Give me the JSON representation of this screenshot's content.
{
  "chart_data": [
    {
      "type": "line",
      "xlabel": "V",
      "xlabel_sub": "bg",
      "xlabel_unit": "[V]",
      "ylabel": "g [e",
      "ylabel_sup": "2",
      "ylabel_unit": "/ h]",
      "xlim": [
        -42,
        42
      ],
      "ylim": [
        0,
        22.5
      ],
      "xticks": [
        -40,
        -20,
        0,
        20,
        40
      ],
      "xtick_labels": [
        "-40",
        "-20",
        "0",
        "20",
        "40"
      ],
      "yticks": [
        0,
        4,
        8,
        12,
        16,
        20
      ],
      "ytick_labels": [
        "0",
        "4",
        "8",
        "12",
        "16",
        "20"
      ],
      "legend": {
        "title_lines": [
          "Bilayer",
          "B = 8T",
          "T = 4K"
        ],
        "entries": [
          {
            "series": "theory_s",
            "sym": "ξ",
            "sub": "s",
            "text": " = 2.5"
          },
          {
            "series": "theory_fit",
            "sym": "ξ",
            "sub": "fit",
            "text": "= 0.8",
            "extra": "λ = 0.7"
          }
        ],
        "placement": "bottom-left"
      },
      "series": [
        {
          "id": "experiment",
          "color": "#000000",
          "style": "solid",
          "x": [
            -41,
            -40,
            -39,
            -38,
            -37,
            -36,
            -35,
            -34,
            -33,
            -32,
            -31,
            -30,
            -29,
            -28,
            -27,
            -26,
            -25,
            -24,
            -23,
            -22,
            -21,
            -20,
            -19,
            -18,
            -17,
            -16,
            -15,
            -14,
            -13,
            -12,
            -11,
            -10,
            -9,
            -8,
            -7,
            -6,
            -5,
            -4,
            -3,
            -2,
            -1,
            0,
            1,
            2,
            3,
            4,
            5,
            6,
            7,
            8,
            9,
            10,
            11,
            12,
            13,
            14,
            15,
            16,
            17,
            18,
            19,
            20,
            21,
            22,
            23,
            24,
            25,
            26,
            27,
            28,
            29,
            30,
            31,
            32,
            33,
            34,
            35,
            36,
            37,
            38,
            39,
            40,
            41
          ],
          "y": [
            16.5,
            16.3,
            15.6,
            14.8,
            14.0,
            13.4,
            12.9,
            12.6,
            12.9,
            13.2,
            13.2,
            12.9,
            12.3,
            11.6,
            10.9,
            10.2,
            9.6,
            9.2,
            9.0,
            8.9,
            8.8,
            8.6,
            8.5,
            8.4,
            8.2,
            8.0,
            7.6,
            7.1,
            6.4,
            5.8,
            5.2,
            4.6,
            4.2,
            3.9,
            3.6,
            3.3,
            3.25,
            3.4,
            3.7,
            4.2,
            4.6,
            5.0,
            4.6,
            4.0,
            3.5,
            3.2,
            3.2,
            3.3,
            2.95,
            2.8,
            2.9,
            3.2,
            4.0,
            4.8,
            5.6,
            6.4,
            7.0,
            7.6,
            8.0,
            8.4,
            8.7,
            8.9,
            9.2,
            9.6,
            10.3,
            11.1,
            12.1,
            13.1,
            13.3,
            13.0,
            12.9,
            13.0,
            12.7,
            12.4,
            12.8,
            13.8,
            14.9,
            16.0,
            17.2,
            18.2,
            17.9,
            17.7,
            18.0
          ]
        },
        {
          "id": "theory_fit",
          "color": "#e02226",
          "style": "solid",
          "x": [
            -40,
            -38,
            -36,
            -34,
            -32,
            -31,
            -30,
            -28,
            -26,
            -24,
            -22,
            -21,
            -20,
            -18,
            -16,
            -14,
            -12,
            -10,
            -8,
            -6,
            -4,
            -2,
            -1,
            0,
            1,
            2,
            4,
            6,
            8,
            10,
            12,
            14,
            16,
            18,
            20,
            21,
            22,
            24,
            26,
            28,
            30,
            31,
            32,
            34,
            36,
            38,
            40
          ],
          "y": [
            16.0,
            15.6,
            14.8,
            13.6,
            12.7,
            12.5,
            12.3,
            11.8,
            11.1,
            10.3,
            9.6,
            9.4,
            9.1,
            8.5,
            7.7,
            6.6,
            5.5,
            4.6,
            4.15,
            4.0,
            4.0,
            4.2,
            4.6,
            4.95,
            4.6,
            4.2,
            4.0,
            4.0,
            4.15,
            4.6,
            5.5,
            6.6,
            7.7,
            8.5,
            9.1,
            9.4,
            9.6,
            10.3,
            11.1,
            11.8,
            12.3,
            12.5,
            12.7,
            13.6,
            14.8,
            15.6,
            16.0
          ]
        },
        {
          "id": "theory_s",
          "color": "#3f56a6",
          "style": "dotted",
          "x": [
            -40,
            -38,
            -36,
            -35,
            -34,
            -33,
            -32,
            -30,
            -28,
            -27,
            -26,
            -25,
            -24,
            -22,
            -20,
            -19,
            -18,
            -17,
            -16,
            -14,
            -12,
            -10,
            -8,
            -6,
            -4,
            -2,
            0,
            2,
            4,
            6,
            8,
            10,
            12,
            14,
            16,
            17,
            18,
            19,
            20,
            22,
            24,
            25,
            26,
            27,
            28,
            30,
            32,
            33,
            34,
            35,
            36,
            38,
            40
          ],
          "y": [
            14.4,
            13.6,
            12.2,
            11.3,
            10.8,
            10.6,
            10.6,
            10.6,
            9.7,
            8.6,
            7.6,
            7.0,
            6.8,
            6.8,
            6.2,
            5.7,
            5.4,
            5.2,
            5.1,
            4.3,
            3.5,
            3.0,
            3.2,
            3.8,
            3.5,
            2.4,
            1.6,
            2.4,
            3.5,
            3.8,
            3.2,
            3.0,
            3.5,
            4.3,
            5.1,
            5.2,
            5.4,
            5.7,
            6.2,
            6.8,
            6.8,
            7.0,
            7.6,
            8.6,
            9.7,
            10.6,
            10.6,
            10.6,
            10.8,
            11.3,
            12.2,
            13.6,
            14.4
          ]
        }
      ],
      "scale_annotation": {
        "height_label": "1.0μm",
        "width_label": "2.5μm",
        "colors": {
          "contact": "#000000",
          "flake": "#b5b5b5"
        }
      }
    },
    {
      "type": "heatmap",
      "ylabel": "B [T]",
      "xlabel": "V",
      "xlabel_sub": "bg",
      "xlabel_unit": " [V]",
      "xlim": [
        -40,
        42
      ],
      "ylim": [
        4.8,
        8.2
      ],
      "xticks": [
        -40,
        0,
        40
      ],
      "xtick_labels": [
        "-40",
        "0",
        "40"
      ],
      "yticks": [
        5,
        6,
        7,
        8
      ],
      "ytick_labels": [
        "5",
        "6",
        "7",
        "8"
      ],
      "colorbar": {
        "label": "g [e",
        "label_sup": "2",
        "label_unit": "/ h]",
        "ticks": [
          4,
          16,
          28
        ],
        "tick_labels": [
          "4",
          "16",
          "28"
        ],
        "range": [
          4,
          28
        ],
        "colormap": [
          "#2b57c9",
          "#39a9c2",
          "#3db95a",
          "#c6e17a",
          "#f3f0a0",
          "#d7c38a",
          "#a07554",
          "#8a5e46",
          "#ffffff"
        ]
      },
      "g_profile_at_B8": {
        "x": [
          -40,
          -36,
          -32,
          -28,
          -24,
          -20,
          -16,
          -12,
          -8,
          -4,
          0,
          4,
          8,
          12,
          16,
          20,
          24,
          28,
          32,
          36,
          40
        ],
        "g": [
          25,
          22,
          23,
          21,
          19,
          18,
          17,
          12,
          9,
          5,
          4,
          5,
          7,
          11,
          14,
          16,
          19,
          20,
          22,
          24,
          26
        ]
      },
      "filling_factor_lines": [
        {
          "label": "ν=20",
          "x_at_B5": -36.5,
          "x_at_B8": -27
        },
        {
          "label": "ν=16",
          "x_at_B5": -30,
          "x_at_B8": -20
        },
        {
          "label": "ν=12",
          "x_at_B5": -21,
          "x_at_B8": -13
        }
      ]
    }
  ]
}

PROBLEM:
Search the data for the string "series". List each line that has it.

CORRECT RESPONSE:
            "series": "theory_s",
            "series": "theory_fit",
      "series": [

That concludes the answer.